■ RECORDS ■
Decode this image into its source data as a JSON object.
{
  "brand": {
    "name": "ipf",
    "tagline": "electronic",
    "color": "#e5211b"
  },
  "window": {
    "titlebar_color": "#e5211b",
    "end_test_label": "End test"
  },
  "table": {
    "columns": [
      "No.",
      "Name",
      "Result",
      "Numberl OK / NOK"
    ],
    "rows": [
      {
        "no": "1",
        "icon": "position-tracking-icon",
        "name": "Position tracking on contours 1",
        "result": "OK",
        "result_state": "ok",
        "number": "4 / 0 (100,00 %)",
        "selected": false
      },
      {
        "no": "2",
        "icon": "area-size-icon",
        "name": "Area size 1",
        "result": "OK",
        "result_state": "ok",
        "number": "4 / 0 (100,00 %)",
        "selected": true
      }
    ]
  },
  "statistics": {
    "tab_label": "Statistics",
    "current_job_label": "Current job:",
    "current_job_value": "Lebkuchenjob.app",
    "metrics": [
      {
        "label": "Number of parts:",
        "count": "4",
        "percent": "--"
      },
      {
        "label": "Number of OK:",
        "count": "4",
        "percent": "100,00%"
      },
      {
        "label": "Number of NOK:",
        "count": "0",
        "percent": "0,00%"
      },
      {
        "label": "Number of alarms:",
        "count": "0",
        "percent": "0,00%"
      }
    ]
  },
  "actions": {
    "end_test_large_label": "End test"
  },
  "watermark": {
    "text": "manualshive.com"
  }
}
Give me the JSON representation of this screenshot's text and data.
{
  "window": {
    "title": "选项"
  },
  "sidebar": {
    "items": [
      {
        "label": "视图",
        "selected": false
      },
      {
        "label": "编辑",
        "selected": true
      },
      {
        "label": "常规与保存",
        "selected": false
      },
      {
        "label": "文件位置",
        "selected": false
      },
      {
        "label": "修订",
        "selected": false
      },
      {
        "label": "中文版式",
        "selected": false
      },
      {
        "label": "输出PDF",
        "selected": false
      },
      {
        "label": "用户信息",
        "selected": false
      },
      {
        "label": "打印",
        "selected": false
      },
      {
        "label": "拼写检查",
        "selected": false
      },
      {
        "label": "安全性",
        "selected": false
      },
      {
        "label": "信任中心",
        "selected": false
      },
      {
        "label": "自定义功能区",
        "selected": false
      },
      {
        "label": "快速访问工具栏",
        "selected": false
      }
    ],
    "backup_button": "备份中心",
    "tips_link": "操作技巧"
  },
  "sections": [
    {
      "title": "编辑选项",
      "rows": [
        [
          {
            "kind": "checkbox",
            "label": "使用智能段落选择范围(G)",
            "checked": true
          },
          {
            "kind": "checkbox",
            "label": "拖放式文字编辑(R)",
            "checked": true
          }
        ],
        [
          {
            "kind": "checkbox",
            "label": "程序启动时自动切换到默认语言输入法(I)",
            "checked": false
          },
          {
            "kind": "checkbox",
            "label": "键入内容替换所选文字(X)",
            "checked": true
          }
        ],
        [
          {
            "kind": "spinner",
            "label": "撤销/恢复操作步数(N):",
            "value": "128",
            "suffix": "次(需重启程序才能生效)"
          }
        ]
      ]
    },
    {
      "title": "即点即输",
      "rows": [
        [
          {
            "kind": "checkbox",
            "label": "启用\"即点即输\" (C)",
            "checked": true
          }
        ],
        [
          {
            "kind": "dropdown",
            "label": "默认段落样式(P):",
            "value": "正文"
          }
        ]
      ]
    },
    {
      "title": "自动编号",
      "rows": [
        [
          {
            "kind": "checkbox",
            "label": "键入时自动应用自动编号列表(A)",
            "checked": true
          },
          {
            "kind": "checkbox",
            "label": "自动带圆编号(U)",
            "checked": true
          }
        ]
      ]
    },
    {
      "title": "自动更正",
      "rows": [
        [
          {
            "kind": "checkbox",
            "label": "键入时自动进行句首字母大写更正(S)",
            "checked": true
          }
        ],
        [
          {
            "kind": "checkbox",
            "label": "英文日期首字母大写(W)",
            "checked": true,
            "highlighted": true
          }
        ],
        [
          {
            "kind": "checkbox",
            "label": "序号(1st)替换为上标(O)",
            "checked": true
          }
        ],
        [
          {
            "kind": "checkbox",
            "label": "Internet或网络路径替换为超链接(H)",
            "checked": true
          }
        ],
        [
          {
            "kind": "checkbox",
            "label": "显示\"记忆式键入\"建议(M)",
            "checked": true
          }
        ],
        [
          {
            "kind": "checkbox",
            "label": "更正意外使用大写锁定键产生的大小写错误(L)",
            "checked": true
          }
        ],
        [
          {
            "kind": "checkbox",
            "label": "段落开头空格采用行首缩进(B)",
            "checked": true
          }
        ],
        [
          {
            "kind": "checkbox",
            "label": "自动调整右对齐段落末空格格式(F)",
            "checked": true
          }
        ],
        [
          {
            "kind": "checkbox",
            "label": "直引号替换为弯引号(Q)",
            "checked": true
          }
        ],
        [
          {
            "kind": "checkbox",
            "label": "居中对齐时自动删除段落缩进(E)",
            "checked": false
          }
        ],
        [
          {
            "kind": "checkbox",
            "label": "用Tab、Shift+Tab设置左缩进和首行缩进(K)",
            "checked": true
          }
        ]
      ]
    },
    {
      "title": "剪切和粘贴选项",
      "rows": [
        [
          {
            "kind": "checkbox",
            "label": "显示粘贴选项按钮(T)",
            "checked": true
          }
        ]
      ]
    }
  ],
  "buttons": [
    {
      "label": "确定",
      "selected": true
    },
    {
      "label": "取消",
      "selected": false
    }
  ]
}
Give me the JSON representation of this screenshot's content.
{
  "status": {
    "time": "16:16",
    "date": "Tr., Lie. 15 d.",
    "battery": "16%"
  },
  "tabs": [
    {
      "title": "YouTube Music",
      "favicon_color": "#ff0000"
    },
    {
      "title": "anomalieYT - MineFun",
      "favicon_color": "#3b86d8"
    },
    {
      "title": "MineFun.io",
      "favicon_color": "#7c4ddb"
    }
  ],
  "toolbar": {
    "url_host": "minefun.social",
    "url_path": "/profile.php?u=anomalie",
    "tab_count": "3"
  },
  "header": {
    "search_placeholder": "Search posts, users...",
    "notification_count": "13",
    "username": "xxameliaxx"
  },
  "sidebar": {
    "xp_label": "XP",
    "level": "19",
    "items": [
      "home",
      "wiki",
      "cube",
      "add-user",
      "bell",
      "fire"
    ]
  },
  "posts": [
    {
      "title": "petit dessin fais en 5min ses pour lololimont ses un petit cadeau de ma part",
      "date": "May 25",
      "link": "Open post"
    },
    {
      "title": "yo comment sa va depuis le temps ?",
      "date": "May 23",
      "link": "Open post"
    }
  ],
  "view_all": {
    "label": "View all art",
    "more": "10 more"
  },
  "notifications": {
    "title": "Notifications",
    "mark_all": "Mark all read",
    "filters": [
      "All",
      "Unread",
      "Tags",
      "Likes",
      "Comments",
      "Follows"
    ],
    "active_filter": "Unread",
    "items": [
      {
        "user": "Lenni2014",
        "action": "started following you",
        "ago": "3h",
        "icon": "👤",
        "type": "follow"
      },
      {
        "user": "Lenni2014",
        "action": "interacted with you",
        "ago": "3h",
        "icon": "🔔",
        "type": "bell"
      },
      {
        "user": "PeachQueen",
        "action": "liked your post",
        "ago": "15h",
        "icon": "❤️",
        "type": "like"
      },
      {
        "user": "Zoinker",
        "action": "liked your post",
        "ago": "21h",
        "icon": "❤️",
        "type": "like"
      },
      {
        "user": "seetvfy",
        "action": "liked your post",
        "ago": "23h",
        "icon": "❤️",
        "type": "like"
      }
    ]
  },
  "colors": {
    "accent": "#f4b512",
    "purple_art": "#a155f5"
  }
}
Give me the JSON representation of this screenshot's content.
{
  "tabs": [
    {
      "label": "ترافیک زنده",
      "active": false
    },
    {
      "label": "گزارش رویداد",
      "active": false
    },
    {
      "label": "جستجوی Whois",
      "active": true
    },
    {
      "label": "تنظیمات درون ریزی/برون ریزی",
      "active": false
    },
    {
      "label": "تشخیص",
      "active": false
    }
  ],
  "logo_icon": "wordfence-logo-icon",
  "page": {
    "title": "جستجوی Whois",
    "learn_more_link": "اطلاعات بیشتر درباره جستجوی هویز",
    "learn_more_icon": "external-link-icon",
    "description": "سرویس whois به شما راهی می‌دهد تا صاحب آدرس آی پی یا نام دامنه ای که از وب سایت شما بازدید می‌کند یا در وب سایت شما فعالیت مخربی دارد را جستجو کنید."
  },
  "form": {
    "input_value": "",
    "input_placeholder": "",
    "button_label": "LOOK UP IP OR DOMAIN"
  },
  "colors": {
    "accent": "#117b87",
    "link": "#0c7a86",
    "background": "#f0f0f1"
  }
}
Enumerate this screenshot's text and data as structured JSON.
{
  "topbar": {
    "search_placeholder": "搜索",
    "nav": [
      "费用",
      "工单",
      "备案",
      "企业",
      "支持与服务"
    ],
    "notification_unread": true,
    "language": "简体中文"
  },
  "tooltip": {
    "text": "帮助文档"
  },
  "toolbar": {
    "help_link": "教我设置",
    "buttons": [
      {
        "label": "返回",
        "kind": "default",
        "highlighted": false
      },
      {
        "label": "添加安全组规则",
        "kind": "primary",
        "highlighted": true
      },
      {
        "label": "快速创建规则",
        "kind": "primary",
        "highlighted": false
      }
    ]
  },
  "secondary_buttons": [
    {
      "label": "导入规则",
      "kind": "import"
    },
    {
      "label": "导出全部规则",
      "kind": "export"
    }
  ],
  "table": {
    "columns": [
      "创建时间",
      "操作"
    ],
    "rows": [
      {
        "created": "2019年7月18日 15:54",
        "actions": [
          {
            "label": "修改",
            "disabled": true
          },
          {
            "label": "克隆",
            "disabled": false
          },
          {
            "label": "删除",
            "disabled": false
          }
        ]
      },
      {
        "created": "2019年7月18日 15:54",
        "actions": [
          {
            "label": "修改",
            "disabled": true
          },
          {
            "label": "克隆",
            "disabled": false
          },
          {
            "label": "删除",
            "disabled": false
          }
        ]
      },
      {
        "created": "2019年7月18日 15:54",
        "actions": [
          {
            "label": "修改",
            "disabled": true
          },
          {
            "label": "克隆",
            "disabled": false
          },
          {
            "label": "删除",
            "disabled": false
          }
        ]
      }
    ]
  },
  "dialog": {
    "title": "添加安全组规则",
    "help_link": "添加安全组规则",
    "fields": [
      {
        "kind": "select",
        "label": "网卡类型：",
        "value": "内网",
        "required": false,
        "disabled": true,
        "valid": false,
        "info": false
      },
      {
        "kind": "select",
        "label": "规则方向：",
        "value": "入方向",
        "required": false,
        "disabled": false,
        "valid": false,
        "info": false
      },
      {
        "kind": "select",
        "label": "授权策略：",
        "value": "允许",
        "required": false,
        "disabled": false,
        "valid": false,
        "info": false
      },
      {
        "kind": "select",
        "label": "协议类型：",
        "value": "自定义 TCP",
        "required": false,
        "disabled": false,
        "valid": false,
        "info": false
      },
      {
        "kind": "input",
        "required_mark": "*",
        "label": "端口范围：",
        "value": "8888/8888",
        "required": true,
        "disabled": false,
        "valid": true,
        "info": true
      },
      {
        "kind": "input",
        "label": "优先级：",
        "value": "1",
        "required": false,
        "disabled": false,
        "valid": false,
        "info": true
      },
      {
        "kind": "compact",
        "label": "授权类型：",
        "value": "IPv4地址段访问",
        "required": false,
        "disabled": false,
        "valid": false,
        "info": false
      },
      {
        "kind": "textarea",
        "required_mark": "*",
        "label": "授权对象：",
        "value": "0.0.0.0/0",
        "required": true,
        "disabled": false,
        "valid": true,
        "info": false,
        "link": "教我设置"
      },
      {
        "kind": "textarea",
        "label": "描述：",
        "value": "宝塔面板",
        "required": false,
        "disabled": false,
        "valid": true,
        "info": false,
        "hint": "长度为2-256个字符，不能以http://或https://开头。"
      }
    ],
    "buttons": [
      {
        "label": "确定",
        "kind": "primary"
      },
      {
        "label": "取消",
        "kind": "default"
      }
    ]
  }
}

■ WORK TO DO ■
Look through the records and count each line that holds "data". Write only the total.

■ FINISHED TASK ■
3